Stored entries
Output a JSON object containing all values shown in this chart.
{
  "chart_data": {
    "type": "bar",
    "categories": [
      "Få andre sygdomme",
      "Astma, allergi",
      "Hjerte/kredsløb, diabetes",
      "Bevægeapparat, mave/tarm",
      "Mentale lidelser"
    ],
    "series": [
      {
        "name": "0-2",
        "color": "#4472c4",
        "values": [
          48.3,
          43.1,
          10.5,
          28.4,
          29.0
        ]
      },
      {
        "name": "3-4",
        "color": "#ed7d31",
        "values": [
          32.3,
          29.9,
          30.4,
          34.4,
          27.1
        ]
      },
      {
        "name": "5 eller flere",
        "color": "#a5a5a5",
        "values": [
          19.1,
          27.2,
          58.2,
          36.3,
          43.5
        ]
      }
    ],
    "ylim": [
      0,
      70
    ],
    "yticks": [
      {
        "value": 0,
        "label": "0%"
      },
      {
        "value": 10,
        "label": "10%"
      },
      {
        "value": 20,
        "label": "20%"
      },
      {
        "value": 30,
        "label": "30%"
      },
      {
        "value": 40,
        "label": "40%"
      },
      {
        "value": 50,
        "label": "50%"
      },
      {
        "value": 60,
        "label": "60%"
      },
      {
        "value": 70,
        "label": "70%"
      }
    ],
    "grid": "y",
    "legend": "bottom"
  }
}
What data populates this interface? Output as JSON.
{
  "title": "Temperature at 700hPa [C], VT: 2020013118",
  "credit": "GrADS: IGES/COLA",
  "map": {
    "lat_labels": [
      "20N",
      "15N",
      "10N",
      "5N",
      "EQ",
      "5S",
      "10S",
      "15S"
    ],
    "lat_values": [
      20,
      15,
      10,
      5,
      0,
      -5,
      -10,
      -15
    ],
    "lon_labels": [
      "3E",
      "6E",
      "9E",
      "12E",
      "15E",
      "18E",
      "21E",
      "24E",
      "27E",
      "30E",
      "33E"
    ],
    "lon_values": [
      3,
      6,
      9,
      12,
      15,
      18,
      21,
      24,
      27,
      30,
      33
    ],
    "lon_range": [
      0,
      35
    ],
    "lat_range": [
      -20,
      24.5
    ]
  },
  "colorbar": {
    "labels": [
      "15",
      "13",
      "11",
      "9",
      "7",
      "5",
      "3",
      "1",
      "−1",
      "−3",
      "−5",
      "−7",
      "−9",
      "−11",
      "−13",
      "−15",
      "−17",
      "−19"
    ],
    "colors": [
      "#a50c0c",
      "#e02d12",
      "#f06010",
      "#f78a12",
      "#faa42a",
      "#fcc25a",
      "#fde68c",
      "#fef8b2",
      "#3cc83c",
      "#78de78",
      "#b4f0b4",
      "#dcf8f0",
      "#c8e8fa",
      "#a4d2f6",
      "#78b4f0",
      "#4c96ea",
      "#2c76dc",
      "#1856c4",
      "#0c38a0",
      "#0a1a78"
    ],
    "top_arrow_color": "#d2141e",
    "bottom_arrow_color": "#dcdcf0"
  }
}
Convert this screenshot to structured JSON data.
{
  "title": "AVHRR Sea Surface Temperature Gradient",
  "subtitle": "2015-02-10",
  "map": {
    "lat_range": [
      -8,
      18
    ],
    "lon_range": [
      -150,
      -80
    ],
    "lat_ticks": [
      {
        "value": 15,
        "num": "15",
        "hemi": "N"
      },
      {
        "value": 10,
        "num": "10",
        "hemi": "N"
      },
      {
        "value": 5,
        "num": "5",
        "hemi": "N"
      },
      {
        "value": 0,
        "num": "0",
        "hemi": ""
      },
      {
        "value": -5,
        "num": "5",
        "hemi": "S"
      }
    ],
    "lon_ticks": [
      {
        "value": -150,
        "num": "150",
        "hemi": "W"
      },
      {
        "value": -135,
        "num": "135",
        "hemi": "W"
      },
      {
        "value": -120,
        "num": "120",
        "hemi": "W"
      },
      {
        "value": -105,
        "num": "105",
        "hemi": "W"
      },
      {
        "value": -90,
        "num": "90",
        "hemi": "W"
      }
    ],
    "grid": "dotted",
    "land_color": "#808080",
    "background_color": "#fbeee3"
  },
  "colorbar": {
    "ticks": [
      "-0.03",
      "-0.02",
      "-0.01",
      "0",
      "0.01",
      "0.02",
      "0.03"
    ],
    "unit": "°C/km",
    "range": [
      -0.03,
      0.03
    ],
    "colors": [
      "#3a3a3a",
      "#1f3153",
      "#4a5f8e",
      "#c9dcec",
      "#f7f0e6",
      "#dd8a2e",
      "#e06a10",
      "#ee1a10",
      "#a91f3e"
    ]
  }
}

DESCRIPTION OF THE TASK: Pull out every line of the records that includes the string "Temperature".

REPLY TO THE EXERCISE:
  "title": "Temperature at 700hPa [C], VT: 2020013118",
  "title": "AVHRR Sea Surface Temperature Gradient",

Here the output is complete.